* **Information supplied**

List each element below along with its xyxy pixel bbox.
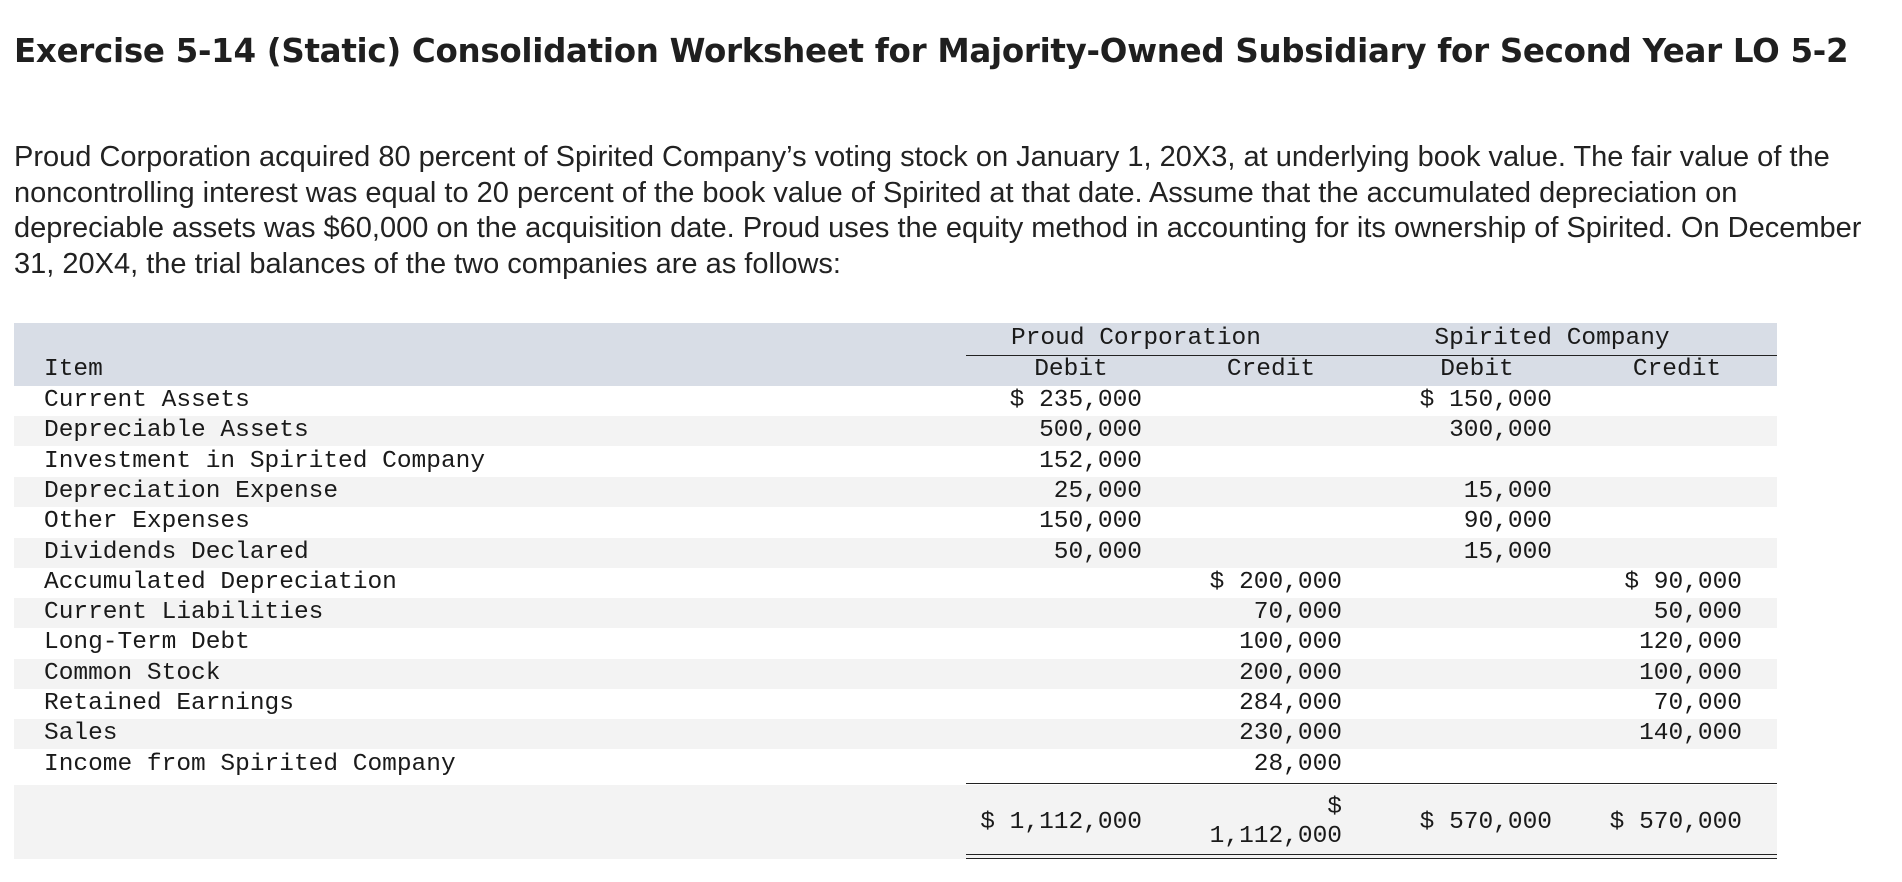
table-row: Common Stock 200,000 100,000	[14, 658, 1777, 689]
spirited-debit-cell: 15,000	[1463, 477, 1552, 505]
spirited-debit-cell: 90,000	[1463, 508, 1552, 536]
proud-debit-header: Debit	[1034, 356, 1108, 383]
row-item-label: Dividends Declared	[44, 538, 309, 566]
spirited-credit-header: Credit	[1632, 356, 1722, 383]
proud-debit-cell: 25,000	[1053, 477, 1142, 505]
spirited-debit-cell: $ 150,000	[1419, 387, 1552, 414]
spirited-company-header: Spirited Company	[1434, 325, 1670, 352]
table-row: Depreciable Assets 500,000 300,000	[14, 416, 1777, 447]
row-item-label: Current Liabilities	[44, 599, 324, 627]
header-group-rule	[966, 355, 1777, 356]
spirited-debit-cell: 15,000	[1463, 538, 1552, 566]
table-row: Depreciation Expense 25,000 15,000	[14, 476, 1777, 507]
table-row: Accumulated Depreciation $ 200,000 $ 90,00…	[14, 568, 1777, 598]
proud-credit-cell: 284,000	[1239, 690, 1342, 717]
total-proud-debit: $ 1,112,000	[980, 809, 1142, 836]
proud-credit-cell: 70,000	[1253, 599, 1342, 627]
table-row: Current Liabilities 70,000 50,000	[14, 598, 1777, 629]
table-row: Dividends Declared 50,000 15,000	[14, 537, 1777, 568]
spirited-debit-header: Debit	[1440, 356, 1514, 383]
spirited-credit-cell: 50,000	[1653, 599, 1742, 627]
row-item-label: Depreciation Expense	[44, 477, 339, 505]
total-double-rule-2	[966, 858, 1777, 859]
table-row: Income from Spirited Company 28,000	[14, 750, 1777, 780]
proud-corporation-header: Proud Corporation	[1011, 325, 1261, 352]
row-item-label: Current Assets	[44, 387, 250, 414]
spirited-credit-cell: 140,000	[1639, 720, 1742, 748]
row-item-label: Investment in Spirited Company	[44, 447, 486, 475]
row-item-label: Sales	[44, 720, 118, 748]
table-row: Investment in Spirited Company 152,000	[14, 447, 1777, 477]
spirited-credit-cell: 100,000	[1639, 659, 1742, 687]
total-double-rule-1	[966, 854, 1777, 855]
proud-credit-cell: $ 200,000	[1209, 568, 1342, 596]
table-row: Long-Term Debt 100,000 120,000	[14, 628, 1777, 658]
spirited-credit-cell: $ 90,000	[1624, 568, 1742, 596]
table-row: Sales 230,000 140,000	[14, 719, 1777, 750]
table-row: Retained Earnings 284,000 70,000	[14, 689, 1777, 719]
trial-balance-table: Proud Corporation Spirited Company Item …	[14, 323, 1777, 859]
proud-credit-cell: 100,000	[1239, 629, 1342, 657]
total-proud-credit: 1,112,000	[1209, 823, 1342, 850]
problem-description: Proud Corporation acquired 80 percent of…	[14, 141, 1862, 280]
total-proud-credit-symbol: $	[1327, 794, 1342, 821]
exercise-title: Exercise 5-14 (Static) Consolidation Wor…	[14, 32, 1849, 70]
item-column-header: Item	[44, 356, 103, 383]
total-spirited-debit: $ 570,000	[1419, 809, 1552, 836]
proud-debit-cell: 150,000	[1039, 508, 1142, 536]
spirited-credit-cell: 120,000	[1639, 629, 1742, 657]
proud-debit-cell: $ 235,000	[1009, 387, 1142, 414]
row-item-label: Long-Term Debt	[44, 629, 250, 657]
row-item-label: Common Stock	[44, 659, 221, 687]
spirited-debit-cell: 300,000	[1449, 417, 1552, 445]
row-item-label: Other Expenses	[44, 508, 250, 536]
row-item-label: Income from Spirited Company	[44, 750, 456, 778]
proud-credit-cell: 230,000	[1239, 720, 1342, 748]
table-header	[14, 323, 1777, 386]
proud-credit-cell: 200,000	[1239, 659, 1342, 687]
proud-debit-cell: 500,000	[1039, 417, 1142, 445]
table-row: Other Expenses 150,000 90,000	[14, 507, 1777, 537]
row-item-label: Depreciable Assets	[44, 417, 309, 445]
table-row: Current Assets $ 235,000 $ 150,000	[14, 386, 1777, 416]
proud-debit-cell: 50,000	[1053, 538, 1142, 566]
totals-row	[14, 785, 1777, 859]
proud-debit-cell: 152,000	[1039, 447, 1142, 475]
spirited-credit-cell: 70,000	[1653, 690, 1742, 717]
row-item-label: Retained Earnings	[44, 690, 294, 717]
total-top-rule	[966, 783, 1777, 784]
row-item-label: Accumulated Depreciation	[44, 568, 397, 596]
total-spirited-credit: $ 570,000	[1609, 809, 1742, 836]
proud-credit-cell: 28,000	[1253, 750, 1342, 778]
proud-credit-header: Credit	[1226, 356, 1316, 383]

--

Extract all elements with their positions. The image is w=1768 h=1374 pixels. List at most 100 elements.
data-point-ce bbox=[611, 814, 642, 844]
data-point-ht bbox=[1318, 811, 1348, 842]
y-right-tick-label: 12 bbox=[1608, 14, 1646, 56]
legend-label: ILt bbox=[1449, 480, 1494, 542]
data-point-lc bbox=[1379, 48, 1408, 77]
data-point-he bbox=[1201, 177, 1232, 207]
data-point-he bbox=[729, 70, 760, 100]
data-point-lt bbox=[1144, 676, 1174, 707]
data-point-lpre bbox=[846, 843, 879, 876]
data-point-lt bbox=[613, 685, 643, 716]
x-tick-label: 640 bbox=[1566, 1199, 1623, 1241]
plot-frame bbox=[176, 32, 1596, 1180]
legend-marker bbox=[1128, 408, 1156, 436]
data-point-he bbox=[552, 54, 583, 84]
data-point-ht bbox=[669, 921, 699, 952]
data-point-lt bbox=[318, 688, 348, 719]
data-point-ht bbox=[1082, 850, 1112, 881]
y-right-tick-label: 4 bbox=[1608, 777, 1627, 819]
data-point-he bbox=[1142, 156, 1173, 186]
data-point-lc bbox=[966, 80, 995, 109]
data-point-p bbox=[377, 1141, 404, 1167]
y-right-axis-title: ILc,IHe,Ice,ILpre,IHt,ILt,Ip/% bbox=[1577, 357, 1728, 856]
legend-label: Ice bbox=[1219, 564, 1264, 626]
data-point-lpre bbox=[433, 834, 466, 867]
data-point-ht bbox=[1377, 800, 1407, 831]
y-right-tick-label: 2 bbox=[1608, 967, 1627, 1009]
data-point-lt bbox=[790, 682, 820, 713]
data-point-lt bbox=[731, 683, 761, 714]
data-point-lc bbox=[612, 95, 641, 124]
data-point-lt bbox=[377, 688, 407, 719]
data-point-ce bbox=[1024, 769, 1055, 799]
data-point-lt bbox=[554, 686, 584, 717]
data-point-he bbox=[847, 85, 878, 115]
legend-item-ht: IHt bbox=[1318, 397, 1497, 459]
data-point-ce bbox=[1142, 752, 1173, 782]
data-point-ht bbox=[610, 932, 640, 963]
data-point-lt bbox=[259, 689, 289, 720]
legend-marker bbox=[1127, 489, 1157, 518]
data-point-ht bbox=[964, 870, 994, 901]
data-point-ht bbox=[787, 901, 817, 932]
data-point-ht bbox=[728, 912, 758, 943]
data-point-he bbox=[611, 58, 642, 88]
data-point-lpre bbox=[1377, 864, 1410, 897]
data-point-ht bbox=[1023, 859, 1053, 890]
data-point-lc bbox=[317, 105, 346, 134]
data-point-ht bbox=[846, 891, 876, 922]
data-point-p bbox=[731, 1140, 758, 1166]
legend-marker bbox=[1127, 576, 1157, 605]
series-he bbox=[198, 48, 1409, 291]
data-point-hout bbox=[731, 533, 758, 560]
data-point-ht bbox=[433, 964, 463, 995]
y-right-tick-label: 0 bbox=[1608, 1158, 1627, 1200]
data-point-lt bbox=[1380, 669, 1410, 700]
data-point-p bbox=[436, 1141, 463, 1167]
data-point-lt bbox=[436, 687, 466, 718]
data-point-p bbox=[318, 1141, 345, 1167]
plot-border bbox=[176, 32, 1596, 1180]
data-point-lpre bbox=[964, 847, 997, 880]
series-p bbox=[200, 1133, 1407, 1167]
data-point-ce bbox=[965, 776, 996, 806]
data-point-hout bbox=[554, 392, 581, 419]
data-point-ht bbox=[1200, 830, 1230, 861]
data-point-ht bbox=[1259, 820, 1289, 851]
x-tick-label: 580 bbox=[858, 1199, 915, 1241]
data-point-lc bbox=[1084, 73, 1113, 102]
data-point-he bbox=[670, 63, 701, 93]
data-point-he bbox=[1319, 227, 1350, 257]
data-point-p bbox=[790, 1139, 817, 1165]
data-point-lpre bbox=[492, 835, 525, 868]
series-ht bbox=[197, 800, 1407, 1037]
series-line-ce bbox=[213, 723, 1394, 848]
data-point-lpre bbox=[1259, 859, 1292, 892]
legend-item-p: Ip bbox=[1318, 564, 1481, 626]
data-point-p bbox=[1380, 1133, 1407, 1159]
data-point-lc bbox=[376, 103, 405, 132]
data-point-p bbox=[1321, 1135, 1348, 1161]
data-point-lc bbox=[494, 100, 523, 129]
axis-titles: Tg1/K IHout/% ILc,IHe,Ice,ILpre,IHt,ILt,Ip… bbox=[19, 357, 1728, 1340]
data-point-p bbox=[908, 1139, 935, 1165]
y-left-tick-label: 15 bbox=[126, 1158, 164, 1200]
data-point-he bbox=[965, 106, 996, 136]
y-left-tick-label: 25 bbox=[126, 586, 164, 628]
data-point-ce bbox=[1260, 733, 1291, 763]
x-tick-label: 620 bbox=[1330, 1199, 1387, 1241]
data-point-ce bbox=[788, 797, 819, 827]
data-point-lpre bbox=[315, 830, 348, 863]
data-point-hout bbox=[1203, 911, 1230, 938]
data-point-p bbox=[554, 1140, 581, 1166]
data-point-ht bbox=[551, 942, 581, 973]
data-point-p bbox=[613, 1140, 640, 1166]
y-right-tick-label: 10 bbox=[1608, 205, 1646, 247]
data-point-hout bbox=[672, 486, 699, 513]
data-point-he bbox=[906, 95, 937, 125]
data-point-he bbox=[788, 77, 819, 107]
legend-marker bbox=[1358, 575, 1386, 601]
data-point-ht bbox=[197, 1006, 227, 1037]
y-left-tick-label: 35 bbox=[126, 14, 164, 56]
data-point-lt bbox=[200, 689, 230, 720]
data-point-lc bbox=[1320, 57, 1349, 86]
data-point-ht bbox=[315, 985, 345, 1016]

* **What the task requires**
Quote the lines above from the line containing "table-row: Common Stock" through the line containing "854, 1777, 855]", including both of those lines.

* **Result below**
table-row: Common Stock 200,000 100,000	[14, 658, 1777, 689]
spirited-debit-cell: 15,000	[1463, 477, 1552, 505]
spirited-debit-cell: 90,000	[1463, 508, 1552, 536]
proud-debit-header: Debit	[1034, 356, 1108, 383]
row-item-label: Dividends Declared	[44, 538, 309, 566]
spirited-credit-header: Credit	[1632, 356, 1722, 383]
proud-debit-cell: 25,000	[1053, 477, 1142, 505]
spirited-debit-cell: $ 150,000	[1419, 387, 1552, 414]
spirited-company-header: Spirited Company	[1434, 325, 1670, 352]
table-row: Depreciable Assets 500,000 300,000	[14, 416, 1777, 447]
row-item-label: Current Liabilities	[44, 599, 324, 627]
header-group-rule	[966, 355, 1777, 356]
spirited-debit-cell: 15,000	[1463, 538, 1552, 566]
table-row: Depreciation Expense 25,000 15,000	[14, 476, 1777, 507]
table-row: Accumulated Depreciation $ 200,000 $ 90,00…	[14, 568, 1777, 598]
proud-credit-cell: 284,000	[1239, 690, 1342, 717]
total-proud-debit: $ 1,112,000	[980, 809, 1142, 836]
proud-credit-cell: 70,000	[1253, 599, 1342, 627]
table-row: Current Liabilities 70,000 50,000	[14, 598, 1777, 629]
table-row: Dividends Declared 50,000 15,000	[14, 537, 1777, 568]
spirited-debit-header: Debit	[1440, 356, 1514, 383]
spirited-credit-cell: 50,000	[1653, 599, 1742, 627]
row-item-label: Depreciation Expense	[44, 477, 339, 505]
total-double-rule-2	[966, 858, 1777, 859]
table-row: Income from Spirited Company 28,000	[14, 750, 1777, 780]
proud-corporation-header: Proud Corporation	[1011, 325, 1261, 352]
row-item-label: Current Assets	[44, 387, 250, 414]
spirited-credit-cell: 140,000	[1639, 720, 1742, 748]
row-item-label: Investment in Spirited Company	[44, 447, 486, 475]
row-item-label: Sales	[44, 720, 118, 748]
table-row: Investment in Spirited Company 152,000	[14, 447, 1777, 477]
spirited-credit-cell: 100,000	[1639, 659, 1742, 687]
total-double-rule-1	[966, 854, 1777, 855]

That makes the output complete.